Data items
━━━

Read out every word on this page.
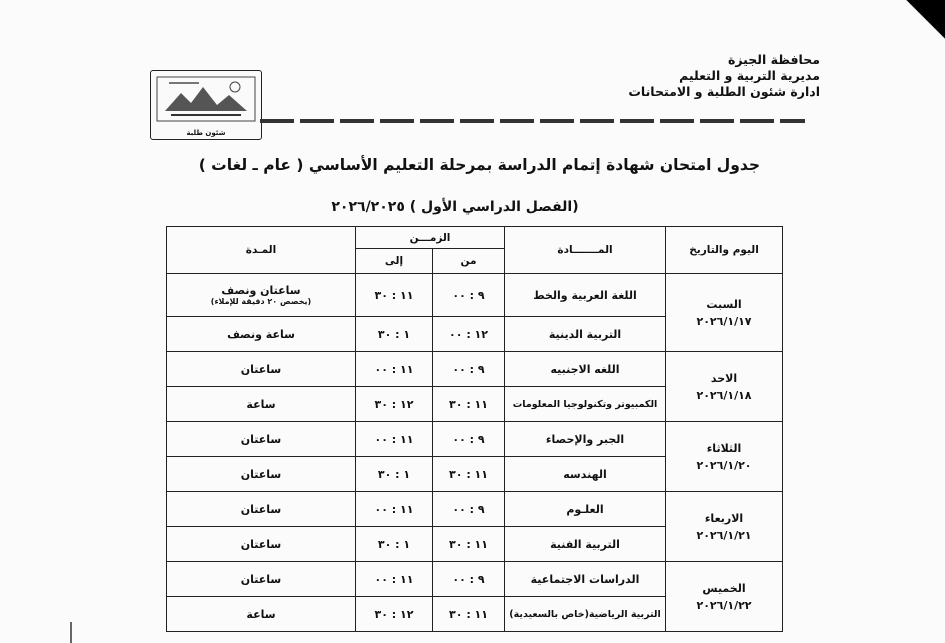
محافظة الجيزة
مديرية التربية و التعليم
ادارة شئون الطلبة و الامتحانات
شئون طلبة
جدول امتحان شهادة إتمام الدراسة بمرحلة التعليم الأساسي ( عام ـ لغات )
(الفصل الدراسي الأول ) ٢٠٢٦/٢٠٢٥
اليوم والتاريخ	المـــــــادة	الزمـــن		المـدة
		من	إلى	
السبت
٢٠٢٦/١/١٧	اللغة العربية والخط	٩ : ٠٠	١١ : ٣٠	ساعتان ونصف
(يخصص ٢٠ دقيقة للإملاء)

	التربية الدينية	١٢ : ٠٠	١ : ٣٠	ساعة ونصف
الاحد
٢٠٢٦/١/١٨	اللغه الاجنبيه	٩ : ٠٠	١١ : ٠٠	ساعتان
	الكمبيوتر وتكنولوجيا المعلومات	١١ : ٣٠	١٢ : ٣٠	ساعة
الثلاثاء
٢٠٢٦/١/٢٠	الجبر والإحصاء	٩ : ٠٠	١١ : ٠٠	ساعتان
	الهندسه	١١ : ٣٠	١ : ٣٠	ساعتان
الاربعاء
٢٠٢٦/١/٢١	العلـوم	٩ : ٠٠	١١ : ٠٠	ساعتان
	التربية الفنية	١١ : ٣٠	١ : ٣٠	ساعتان
الخميس
٢٠٢٦/١/٢٢	الدراسات الاجتماعية	٩ : ٠٠	١١ : ٠٠	ساعتان
	التربية الرياضية(خاص بالسعيدية)	١١ : ٣٠	١٢ : ٣٠	ساعة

━━━

*Set problem:* Exclude the images, then output the data above word for word.

*Completed task:*
Read out every word on this page.
محافظة الجيزة
مديرية التربية و التعليم
ادارة شئون الطلبة و الامتحانات
شئون طلبة
جدول امتحان شهادة إتمام الدراسة بمرحلة التعليم الأساسي ( عام ـ لغات )
(الفصل الدراسي الأول ) ٢٠٢٦/٢٠٢٥
اليوم والتاريخ	المـــــــادة	الزمـــن		المـدة
		من	إلى	
السبت
٢٠٢٦/١/١٧	اللغة العربية والخط	٩ : ٠٠	١١ : ٣٠	ساعتان ونصف
(يخصص ٢٠ دقيقة للإملاء)

	التربية الدينية	١٢ : ٠٠	١ : ٣٠	ساعة ونصف
الاحد
٢٠٢٦/١/١٨	اللغه الاجنبيه	٩ : ٠٠	١١ : ٠٠	ساعتان
	الكمبيوتر وتكنولوجيا المعلومات	١١ : ٣٠	١٢ : ٣٠	ساعة
الثلاثاء
٢٠٢٦/١/٢٠	الجبر والإحصاء	٩ : ٠٠	١١ : ٠٠	ساعتان
	الهندسه	١١ : ٣٠	١ : ٣٠	ساعتان
الاربعاء
٢٠٢٦/١/٢١	العلـوم	٩ : ٠٠	١١ : ٠٠	ساعتان
	التربية الفنية	١١ : ٣٠	١ : ٣٠	ساعتان
الخميس
٢٠٢٦/١/٢٢	الدراسات الاجتماعية	٩ : ٠٠	١١ : ٠٠	ساعتان
	التربية الرياضية(خاص بالسعيدية)	١١ : ٣٠	١٢ : ٣٠	ساعة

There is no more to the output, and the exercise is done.